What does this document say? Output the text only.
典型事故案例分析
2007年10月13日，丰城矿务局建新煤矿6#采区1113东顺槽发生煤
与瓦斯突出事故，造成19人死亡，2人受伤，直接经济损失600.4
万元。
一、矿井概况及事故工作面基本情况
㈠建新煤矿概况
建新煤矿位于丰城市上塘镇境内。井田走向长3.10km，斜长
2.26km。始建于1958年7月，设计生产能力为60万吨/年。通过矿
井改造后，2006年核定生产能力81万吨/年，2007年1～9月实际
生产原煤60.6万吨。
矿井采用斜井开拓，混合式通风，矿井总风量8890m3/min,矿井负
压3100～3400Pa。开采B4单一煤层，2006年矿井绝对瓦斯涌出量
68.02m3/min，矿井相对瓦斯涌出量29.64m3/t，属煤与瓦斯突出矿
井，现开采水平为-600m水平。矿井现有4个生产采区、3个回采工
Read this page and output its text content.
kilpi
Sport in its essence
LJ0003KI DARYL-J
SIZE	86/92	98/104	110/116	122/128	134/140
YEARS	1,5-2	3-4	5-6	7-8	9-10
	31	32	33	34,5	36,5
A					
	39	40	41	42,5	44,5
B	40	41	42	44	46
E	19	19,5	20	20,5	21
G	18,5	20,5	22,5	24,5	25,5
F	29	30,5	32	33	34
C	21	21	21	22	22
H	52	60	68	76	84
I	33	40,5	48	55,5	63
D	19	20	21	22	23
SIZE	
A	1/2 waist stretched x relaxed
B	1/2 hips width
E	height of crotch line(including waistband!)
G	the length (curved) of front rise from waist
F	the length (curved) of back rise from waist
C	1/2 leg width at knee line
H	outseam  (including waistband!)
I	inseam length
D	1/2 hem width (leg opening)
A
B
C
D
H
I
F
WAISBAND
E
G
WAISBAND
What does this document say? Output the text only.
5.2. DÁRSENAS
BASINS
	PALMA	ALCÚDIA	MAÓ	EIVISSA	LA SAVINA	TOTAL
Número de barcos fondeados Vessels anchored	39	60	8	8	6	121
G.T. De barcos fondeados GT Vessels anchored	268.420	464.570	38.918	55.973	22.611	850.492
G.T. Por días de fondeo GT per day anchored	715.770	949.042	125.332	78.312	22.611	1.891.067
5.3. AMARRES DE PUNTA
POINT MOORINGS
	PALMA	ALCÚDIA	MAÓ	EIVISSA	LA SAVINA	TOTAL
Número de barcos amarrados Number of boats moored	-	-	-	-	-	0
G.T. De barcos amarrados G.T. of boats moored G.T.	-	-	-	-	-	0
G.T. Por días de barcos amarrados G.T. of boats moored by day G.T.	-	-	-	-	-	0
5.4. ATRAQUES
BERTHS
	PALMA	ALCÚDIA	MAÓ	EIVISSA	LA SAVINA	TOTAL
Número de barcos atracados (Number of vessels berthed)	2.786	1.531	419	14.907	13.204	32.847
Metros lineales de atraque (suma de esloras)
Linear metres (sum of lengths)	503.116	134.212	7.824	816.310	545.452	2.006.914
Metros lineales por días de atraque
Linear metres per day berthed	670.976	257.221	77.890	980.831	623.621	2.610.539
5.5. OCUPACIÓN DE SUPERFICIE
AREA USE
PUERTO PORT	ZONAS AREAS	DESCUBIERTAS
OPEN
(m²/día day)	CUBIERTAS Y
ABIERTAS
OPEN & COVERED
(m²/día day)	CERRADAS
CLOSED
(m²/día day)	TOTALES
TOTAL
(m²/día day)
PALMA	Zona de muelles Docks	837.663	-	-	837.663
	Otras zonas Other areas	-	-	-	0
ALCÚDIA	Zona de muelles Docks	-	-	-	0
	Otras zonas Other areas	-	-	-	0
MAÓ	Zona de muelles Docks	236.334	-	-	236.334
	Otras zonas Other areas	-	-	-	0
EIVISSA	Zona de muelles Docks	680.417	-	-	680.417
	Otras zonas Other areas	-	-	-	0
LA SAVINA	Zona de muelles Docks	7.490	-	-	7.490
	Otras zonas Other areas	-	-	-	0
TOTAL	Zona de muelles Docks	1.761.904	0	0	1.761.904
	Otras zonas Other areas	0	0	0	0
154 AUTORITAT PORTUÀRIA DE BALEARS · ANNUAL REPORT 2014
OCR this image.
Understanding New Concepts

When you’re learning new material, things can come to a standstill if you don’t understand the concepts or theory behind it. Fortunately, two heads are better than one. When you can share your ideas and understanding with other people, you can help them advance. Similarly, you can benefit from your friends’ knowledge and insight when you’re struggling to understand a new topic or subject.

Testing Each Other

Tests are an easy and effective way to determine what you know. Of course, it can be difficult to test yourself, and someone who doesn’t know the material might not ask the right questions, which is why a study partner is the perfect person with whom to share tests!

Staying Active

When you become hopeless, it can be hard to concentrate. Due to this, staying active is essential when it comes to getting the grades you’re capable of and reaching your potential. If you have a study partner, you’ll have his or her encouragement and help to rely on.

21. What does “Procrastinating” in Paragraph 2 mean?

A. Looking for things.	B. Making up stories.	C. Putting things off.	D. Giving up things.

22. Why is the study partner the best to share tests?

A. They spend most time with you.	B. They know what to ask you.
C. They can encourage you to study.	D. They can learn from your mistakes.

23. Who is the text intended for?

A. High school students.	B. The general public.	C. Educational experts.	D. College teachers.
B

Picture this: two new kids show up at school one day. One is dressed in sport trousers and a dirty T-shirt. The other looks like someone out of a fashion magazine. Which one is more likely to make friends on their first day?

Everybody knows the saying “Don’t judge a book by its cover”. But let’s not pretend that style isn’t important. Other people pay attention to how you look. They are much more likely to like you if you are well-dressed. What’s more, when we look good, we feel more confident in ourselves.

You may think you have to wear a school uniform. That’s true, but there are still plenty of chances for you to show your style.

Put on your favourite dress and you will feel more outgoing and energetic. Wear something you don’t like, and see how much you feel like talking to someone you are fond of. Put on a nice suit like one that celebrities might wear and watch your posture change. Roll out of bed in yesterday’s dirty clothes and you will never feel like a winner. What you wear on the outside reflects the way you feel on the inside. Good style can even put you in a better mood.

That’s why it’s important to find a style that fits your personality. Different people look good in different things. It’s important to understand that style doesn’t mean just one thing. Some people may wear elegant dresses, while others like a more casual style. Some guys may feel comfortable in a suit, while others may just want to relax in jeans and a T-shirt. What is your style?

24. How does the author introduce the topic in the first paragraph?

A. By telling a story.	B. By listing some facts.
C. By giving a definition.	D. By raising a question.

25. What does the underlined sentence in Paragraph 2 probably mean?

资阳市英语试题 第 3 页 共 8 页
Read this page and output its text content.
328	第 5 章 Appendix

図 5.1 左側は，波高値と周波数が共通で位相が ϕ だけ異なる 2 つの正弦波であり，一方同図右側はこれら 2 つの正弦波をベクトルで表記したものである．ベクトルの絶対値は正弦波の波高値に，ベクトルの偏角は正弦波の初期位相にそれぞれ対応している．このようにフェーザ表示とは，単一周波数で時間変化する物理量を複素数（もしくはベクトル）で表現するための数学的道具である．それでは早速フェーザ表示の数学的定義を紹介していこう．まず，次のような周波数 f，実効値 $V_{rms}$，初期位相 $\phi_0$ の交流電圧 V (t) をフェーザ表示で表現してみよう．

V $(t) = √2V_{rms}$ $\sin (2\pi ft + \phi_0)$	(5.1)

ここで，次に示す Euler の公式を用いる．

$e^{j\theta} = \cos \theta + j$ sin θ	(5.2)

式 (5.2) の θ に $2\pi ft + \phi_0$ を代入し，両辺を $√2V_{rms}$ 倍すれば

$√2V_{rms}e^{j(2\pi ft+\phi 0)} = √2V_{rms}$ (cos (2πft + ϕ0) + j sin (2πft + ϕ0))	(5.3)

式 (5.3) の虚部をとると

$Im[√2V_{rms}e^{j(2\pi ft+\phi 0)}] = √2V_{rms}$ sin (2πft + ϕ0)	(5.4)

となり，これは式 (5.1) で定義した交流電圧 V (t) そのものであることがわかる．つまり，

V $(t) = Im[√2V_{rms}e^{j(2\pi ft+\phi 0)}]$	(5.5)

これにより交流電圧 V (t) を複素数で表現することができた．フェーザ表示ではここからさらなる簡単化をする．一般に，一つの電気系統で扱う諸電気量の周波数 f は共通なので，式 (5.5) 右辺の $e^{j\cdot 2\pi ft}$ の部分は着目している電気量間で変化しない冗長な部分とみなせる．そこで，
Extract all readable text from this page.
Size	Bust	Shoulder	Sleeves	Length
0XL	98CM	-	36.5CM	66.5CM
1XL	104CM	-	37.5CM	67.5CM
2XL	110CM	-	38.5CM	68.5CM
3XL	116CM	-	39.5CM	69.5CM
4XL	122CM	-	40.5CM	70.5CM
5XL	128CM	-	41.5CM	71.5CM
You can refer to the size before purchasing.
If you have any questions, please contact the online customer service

== REQUIRED TASK ==
Exactly and only the lines from the one containing "Extract all readable text from this page." through the end of the material are to be reproduced, both ends included.

== OUTPUT BELOW ==
Extract all readable text from this page.
Size	Bust	Shoulder	Sleeves	Length
0XL	98CM	-	36.5CM	66.5CM
1XL	104CM	-	37.5CM	67.5CM
2XL	110CM	-	38.5CM	68.5CM
3XL	116CM	-	39.5CM	69.5CM
4XL	122CM	-	40.5CM	70.5CM
5XL	128CM	-	41.5CM	71.5CM
You can refer to the size before purchasing.
If you have any questions, please contact the online customer service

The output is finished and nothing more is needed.